Goal of the exercise
Copy out the lines that include the word "aula".

-- Begin Stored rows --

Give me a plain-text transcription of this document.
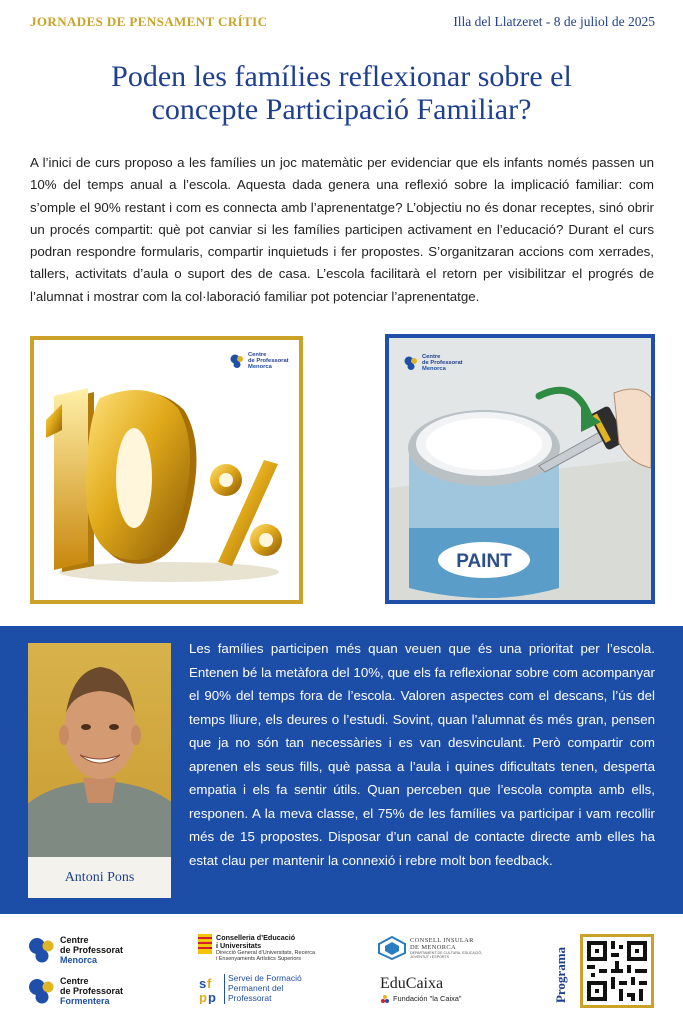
JORNADES DE PENSAMENT CRÍTIC	Illa del Llatzeret - 8 de juliol de 2025
Poden les famílies reflexionar sobre el
concepte Participació Familiar?
A l’inici de curs proposo a les famílies un joc matemàtic per evidenciar que els infants només passen un 10% del temps anual a l’escola. Aquesta dada genera una reflexió sobre la implicació familiar: com s’omple el 90% restant i com es connecta amb l’aprenentatge? L’objectiu no és donar receptes, sinó obrir un procés compartit: què pot canviar si les famílies participen activament en l’educació? Durant el curs podran respondre formularis, compartir inquietuds i fer propostes. S’organitzaran accions com xerrades, tallers, activitats d’aula o suport des de casa. L’escola facilitarà el retorn per visibilitzar el progrés de l’alumnat i mostrar com la col·laboració familiar pot potenciar l’aprenentatge.
Centre
de Professorat
Menorca
PAINT
Centre
de Professorat
Menorca
Antoni Pons
Les famílies participen més quan veuen que és una prioritat per l’escola. Entenen bé la metàfora del 10%, que els fa reflexionar sobre com acompanyar el 90% del temps fora de l’escola. Valoren aspectes com el descans, l’ús del temps lliure, els deures o l’estudi. Sovint, quan l’alumnat és més gran, pensen que ja no són tan necessàries i es van desvinculant. Però compartir com aprenen els seus fills, què passa a l’aula i quines dificultats tenen, desperta empatia i els fa sentir útils. Quan perceben que l’escola compta amb ells, responen. A la meva classe, el 75% de les famílies va participar i vam recollir més de 15 propostes. Disposar d’un canal de contacte directe amb elles ha estat clau per mantenir la connexió i rebre molt bon feedback.
Centre
de Professorat
Menorca
Centre
de Professorat
Formentera
Conselleria d’Educació
i Universitats
Direcció General d’Universitats, Recerca
i Ensenyaments Artístics Superiors
s f
p p
Servei de Formació
Permanent del
Professorat
CONSELL INSULAR
DE MENORCA
DEPARTAMENT DE CULTURA, EDUCACIÓ,
JOVENTUT I ESPORTS
EduCaixa
Fundación "la Caixa"	Programa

-- End Stored rows --

Task answer
A l’inici de curs proposo a les famílies un joc matemàtic per evidenciar que els infants només passen un 10% del temps anual a l’escola. Aquesta dada genera una reflexió sobre la implicació familiar: com s’omple el 90% restant i com es connecta amb l’aprenentatge? L’objectiu no és donar receptes, sinó obrir un procés compartit: què pot canviar si les famílies participen activament en l’educació? Durant el curs podran respondre formularis, compartir inquietuds i fer propostes. S’organitzaran accions com xerrades, tallers, activitats d’aula o suport des de casa. L’escola facilitarà el retorn per visibilitzar el progrés de l’alumnat i mostrar com la col·laboració familiar pot potenciar l’aprenentatge.
Les famílies participen més quan veuen que és una prioritat per l’escola. Entenen bé la metàfora del 10%, que els fa reflexionar sobre com acompanyar el 90% del temps fora de l’escola. Valoren aspectes com el descans, l’ús del temps lliure, els deures o l’estudi. Sovint, quan l’alumnat és més gran, pensen que ja no són tan necessàries i es van desvinculant. Però compartir com aprenen els seus fills, què passa a l’aula i quines dificultats tenen, desperta empatia i els fa sentir útils. Quan perceben que l’escola compta amb ells, responen. A la meva classe, el 75% de les famílies va participar i vam recollir més de 15 propostes. Disposar d’un canal de contacte directe amb elles ha estat clau per mantenir la connexió i rebre molt bon feedback.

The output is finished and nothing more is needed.